**Input**
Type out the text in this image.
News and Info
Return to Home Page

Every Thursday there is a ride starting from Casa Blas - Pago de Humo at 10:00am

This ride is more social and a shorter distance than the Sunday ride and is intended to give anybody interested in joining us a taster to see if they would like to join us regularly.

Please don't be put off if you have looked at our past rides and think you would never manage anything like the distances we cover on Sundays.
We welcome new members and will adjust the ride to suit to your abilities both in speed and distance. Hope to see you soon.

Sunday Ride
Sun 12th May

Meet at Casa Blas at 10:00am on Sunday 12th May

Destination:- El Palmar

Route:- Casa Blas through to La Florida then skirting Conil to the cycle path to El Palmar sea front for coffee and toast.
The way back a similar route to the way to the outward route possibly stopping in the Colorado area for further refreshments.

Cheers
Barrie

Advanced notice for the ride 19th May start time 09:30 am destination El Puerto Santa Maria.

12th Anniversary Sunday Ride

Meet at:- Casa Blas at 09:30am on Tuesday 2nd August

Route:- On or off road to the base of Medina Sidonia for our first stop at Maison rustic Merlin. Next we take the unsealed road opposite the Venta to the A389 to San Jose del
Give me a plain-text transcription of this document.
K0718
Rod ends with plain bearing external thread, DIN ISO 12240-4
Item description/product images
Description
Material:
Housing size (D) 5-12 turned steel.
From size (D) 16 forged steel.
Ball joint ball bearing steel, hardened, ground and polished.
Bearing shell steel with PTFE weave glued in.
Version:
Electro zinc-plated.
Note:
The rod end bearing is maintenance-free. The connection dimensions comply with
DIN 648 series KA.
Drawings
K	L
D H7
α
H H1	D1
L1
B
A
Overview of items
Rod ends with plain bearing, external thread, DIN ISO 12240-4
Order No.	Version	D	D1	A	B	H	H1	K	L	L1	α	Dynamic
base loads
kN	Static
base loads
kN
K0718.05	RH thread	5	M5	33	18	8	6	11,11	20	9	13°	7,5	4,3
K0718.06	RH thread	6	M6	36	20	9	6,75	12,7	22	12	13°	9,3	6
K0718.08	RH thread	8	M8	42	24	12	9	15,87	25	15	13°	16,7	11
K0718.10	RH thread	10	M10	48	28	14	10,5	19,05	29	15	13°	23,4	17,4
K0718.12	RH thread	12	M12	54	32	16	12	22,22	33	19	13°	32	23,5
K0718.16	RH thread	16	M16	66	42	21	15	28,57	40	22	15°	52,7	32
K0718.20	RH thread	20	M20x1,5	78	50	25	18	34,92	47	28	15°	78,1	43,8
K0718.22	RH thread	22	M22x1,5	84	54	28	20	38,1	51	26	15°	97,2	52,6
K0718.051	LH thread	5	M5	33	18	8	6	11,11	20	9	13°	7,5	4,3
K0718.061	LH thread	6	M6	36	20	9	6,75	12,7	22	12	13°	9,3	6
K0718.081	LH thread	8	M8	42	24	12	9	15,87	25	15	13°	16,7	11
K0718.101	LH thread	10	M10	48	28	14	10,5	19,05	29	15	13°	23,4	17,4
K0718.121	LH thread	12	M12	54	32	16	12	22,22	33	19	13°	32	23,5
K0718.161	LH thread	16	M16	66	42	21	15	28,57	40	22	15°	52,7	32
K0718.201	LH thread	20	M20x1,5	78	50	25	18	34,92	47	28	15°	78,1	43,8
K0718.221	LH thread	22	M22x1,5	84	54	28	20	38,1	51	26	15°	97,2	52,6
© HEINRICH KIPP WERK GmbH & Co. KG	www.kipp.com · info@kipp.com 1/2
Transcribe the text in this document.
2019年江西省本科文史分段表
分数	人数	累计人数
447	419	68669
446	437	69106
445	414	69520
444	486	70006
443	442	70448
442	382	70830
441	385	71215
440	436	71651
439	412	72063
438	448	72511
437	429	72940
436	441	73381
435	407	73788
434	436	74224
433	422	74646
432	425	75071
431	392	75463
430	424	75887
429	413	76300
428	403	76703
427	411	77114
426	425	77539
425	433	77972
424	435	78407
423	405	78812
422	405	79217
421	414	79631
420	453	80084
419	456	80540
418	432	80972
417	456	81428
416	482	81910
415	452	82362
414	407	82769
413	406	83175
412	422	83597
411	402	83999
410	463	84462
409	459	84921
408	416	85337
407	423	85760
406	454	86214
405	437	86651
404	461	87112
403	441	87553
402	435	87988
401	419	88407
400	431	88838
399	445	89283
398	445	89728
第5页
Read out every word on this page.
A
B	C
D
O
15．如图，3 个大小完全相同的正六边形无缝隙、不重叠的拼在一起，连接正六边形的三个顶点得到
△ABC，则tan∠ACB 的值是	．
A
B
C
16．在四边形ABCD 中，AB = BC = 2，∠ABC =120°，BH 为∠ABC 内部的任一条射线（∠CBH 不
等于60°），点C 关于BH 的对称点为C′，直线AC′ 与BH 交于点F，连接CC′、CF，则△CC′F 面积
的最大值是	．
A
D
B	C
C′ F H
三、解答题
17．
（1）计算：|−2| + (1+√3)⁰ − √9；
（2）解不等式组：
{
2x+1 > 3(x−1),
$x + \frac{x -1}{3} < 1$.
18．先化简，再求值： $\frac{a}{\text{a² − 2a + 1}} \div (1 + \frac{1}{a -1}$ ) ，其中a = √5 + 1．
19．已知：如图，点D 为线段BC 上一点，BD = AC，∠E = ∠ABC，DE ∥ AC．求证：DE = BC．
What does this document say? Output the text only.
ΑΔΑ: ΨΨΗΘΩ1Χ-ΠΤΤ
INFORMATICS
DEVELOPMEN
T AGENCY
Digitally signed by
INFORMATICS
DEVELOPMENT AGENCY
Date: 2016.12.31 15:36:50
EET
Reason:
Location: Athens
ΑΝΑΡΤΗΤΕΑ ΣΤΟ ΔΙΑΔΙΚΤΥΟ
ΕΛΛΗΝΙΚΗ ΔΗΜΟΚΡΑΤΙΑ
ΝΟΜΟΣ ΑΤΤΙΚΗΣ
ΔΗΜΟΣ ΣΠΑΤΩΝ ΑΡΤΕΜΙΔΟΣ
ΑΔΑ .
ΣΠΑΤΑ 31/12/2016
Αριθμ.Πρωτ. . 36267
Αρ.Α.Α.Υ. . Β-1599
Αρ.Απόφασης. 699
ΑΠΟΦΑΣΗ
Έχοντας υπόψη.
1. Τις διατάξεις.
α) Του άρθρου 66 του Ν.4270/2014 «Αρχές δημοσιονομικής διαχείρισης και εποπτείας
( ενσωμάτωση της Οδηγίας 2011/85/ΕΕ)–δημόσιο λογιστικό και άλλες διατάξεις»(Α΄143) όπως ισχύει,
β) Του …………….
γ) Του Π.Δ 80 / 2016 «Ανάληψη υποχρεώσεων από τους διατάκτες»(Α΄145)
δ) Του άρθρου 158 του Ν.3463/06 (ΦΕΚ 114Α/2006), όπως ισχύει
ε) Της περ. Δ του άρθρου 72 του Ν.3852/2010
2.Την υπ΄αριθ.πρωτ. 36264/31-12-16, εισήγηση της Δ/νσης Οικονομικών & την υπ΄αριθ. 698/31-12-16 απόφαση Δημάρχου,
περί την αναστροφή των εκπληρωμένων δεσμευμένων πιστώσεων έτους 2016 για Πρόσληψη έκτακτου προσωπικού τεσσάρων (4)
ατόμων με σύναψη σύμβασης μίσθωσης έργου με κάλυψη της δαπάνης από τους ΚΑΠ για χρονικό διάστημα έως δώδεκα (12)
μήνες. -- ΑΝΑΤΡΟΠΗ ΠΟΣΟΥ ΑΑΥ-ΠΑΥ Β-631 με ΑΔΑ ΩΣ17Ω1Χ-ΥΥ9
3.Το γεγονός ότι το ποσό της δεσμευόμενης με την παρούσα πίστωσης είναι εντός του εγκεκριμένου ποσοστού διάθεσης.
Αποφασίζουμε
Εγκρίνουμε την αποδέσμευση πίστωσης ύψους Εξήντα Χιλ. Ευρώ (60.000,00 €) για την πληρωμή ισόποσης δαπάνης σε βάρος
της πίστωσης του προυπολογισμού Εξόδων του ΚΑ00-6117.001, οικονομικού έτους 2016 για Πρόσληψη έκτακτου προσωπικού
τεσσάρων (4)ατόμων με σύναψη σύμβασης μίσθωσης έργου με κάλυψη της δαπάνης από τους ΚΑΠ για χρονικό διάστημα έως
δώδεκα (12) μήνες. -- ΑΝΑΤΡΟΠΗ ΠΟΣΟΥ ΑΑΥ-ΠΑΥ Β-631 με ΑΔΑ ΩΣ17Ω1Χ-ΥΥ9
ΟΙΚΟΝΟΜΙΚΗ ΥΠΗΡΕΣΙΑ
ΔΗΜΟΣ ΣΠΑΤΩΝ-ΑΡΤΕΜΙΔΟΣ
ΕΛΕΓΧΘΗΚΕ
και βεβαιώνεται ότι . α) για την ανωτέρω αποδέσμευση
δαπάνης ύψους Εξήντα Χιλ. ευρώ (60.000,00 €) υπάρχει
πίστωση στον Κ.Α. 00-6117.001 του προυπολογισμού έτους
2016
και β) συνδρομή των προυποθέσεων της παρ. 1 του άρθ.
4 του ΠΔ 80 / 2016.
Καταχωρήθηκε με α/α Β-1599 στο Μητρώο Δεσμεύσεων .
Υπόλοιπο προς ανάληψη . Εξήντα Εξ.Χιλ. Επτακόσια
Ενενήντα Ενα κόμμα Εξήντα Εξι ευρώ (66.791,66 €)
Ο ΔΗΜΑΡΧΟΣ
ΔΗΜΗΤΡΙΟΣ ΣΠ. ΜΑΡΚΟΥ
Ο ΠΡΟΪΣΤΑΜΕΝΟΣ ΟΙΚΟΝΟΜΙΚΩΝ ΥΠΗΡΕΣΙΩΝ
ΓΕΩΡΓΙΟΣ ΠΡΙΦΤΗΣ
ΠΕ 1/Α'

**Exercise brief**
Extract all lines from the data in which "Εξήντα" is found.

**Finished exercise**
Εγκρίνουμε την αποδέσμευση πίστωσης ύψους Εξήντα Χιλ. Ευρώ (60.000,00 €) για την πληρωμή ισόποσης δαπάνης σε βάρος
δαπάνης ύψους Εξήντα Χιλ. ευρώ (60.000,00 €) υπάρχει
Υπόλοιπο προς ανάληψη . Εξήντα Εξ.Χιλ. Επτακόσια
Ενενήντα Ενα κόμμα Εξήντα Εξι ευρώ (66.791,66 €)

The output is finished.